▶ [Task goal] Without the pictures, print each of the records below exactly as it appears.
%%
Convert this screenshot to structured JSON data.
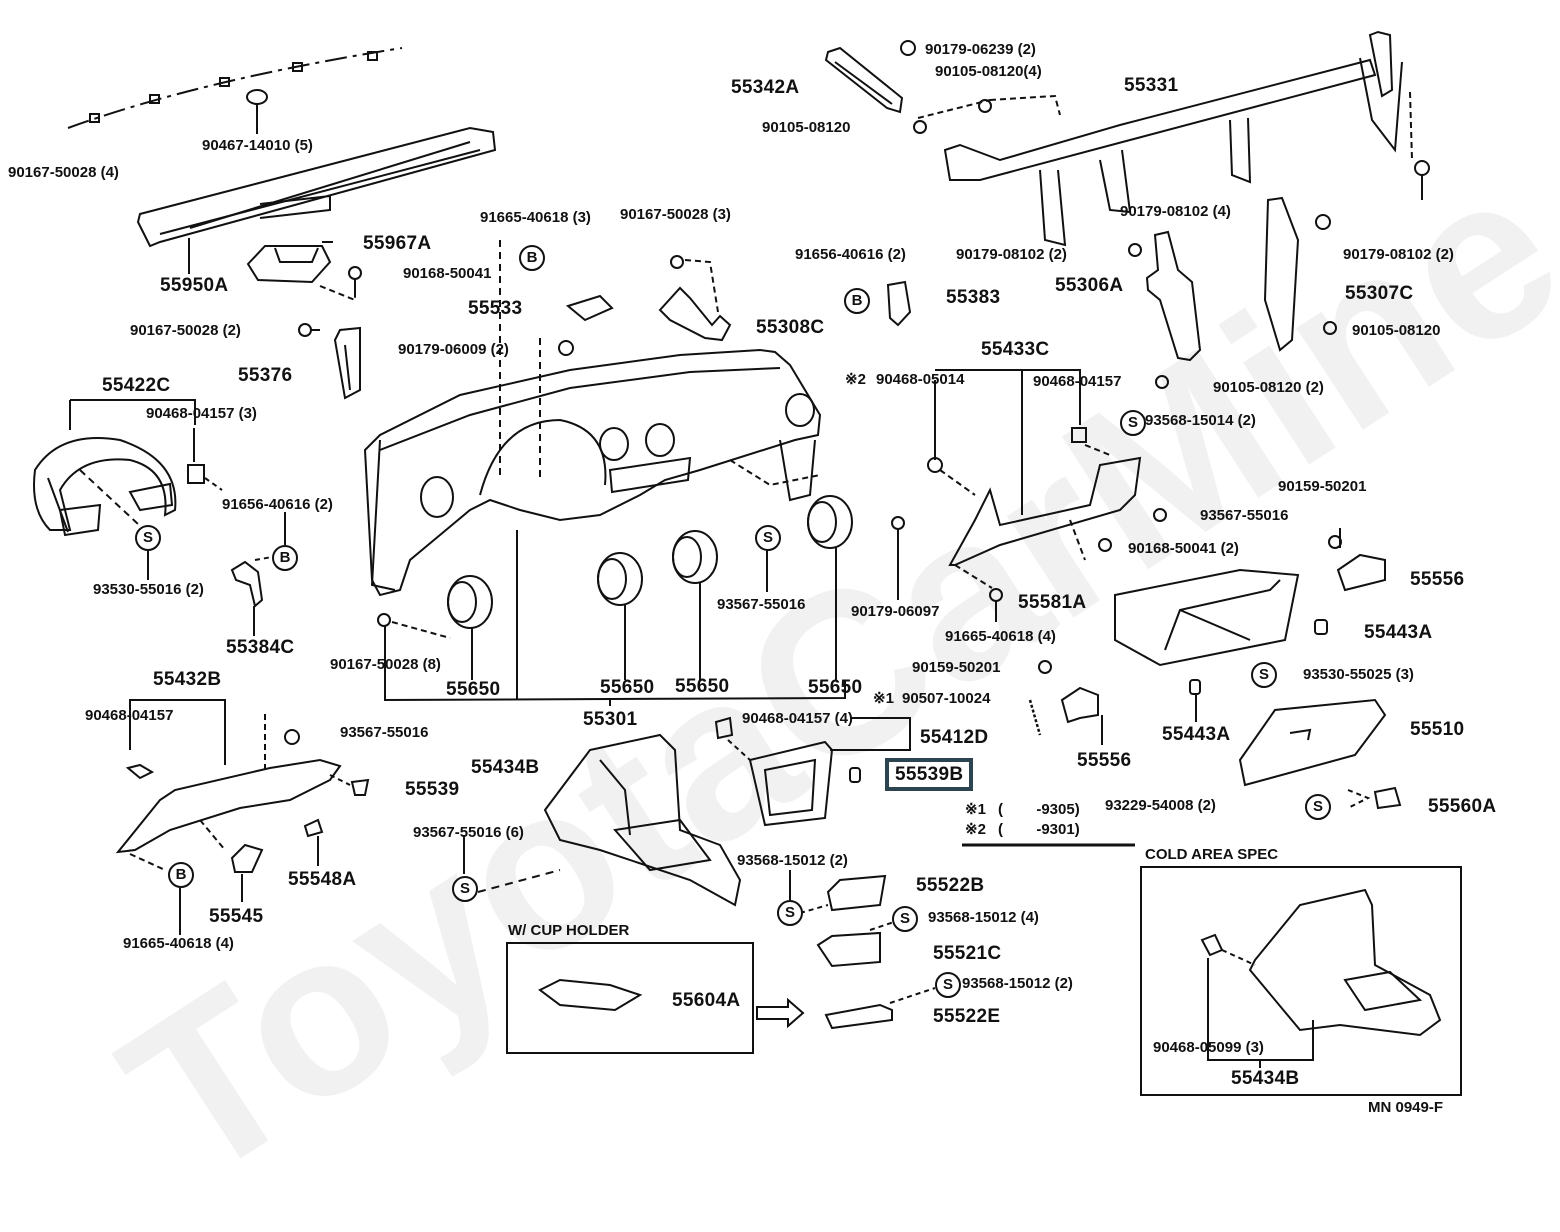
{
  "diagram": {
    "code": "MN 0949-F",
    "watermark": "ToyotaCarMine.ru",
    "highlight_color": "#2c4350",
    "highlighted_part": "55539B"
  },
  "symbols": {
    "S": "S",
    "B": "B"
  },
  "notes": {
    "n1_mark": "※1",
    "n1_range": "(        -9305)",
    "n2_mark": "※2",
    "n2_range": "(        -9301)"
  },
  "sections": {
    "cup_holder_title": "W/ CUP  HOLDER",
    "cold_area_title": "COLD AREA SPEC"
  },
  "labels": {
    "p90467_14010": "90467-14010 (5)",
    "p90167_50028_4": "90167-50028 (4)",
    "p55967A": "55967A",
    "p55950A": "55950A",
    "p90168_50041": "90168-50041",
    "p90167_50028_2": "90167-50028 (2)",
    "p55376": "55376",
    "p91665_40618_3": "91665-40618 (3)",
    "p90167_50028_3": "90167-50028 (3)",
    "p55533": "55533",
    "p55308C": "55308C",
    "p90179_06009": "90179-06009 (2)",
    "p55342A": "55342A",
    "p90179_06239": "90179-06239 (2)",
    "p90105_08120_4": "90105-08120(4)",
    "p90105_08120_a": "90105-08120",
    "p55331": "55331",
    "p90179_08102_4": "90179-08102 (4)",
    "p91656_40616_2a": "91656-40616 (2)",
    "p55383": "55383",
    "p90179_08102_2a": "90179-08102 (2)",
    "p55306A": "55306A",
    "p90179_08102_2b": "90179-08102 (2)",
    "p55307C": "55307C",
    "p90105_08120_b": "90105-08120",
    "p90105_08120_2": "90105-08120 (2)",
    "p55433C": "55433C",
    "p90468_05014": "90468-05014",
    "p90468_04157_a": "90468-04157",
    "p93568_15014": "93568-15014 (2)",
    "p55422C": "55422C",
    "p90468_04157_3": "90468-04157 (3)",
    "p91656_40616_2b": "91656-40616 (2)",
    "p93530_55016": "93530-55016 (2)",
    "p55384C": "55384C",
    "p93567_55016_a": "93567-55016",
    "p90179_06097": "90179-06097",
    "p90167_50028_8": "90167-50028 (8)",
    "p55650_a": "55650",
    "p55650_b": "55650",
    "p55650_c": "55650",
    "p55650_d": "55650",
    "p55301": "55301",
    "p93567_55016_b": "93567-55016",
    "p90168_50041_2": "90168-50041 (2)",
    "p90159_50201_a": "90159-50201",
    "p55556_a": "55556",
    "p55581A": "55581A",
    "p91665_40618_4a": "91665-40618 (4)",
    "p55443A_a": "55443A",
    "p90159_50201_b": "90159-50201",
    "p93530_55025": "93530-55025 (3)",
    "p90507_10024": "90507-10024",
    "p55443A_b": "55443A",
    "p55510": "55510",
    "p55556_b": "55556",
    "p90468_04157_4": "90468-04157 (4)",
    "p55412D": "55412D",
    "p55539B": "55539B",
    "p93229_54008": "93229-54008 (2)",
    "p55560A": "55560A",
    "p55432B": "55432B",
    "p90468_04157_b": "90468-04157",
    "p93567_55016_c": "93567-55016",
    "p55539": "55539",
    "p55434B_a": "55434B",
    "p55548A": "55548A",
    "p55545": "55545",
    "p91665_40618_4b": "91665-40618 (4)",
    "p93567_55016_6": "93567-55016 (6)",
    "p93568_15012_2a": "93568-15012 (2)",
    "p55522B": "55522B",
    "p93568_15012_4": "93568-15012 (4)",
    "p55521C": "55521C",
    "p93568_15012_2b": "93568-15012 (2)",
    "p55522E": "55522E",
    "p55604A": "55604A",
    "p90468_05099": "90468-05099 (3)",
    "p55434B_b": "55434B"
  }
}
%%
▶ [Correct answer]
Convert this screenshot to structured JSON data.
{
  "diagram": {
    "code": "MN 0949-F",
    "watermark": "ToyotaCarMine.ru",
    "highlight_color": "#2c4350",
    "highlighted_part": "55539B"
  },
  "symbols": {
    "S": "S",
    "B": "B"
  },
  "notes": {
    "n1_mark": "※1",
    "n1_range": "(        -9305)",
    "n2_mark": "※2",
    "n2_range": "(        -9301)"
  },
  "sections": {
    "cup_holder_title": "W/ CUP  HOLDER",
    "cold_area_title": "COLD AREA SPEC"
  },
  "labels": {
    "p90467_14010": "90467-14010 (5)",
    "p90167_50028_4": "90167-50028 (4)",
    "p55967A": "55967A",
    "p55950A": "55950A",
    "p90168_50041": "90168-50041",
    "p90167_50028_2": "90167-50028 (2)",
    "p55376": "55376",
    "p91665_40618_3": "91665-40618 (3)",
    "p90167_50028_3": "90167-50028 (3)",
    "p55533": "55533",
    "p55308C": "55308C",
    "p90179_06009": "90179-06009 (2)",
    "p55342A": "55342A",
    "p90179_06239": "90179-06239 (2)",
    "p90105_08120_4": "90105-08120(4)",
    "p90105_08120_a": "90105-08120",
    "p55331": "55331",
    "p90179_08102_4": "90179-08102 (4)",
    "p91656_40616_2a": "91656-40616 (2)",
    "p55383": "55383",
    "p90179_08102_2a": "90179-08102 (2)",
    "p55306A": "55306A",
    "p90179_08102_2b": "90179-08102 (2)",
    "p55307C": "55307C",
    "p90105_08120_b": "90105-08120",
    "p90105_08120_2": "90105-08120 (2)",
    "p55433C": "55433C",
    "p90468_05014": "90468-05014",
    "p90468_04157_a": "90468-04157",
    "p93568_15014": "93568-15014 (2)",
    "p55422C": "55422C",
    "p90468_04157_3": "90468-04157 (3)",
    "p91656_40616_2b": "91656-40616 (2)",
    "p93530_55016": "93530-55016 (2)",
    "p55384C": "55384C",
    "p93567_55016_a": "93567-55016",
    "p90179_06097": "90179-06097",
    "p90167_50028_8": "90167-50028 (8)",
    "p55650_a": "55650",
    "p55650_b": "55650",
    "p55650_c": "55650",
    "p55650_d": "55650",
    "p55301": "55301",
    "p93567_55016_b": "93567-55016",
    "p90168_50041_2": "90168-50041 (2)",
    "p90159_50201_a": "90159-50201",
    "p55556_a": "55556",
    "p55581A": "55581A",
    "p91665_40618_4a": "91665-40618 (4)",
    "p55443A_a": "55443A",
    "p90159_50201_b": "90159-50201",
    "p93530_55025": "93530-55025 (3)",
    "p90507_10024": "90507-10024",
    "p55443A_b": "55443A",
    "p55510": "55510",
    "p55556_b": "55556",
    "p90468_04157_4": "90468-04157 (4)",
    "p55412D": "55412D",
    "p55539B": "55539B",
    "p93229_54008": "93229-54008 (2)",
    "p55560A": "55560A",
    "p55432B": "55432B",
    "p90468_04157_b": "90468-04157",
    "p93567_55016_c": "93567-55016",
    "p55539": "55539",
    "p55434B_a": "55434B",
    "p55548A": "55548A",
    "p55545": "55545",
    "p91665_40618_4b": "91665-40618 (4)",
    "p93567_55016_6": "93567-55016 (6)",
    "p93568_15012_2a": "93568-15012 (2)",
    "p55522B": "55522B",
    "p93568_15012_4": "93568-15012 (4)",
    "p55521C": "55521C",
    "p93568_15012_2b": "93568-15012 (2)",
    "p55522E": "55522E",
    "p55604A": "55604A",
    "p90468_05099": "90468-05099 (3)",
    "p55434B_b": "55434B"
  }
}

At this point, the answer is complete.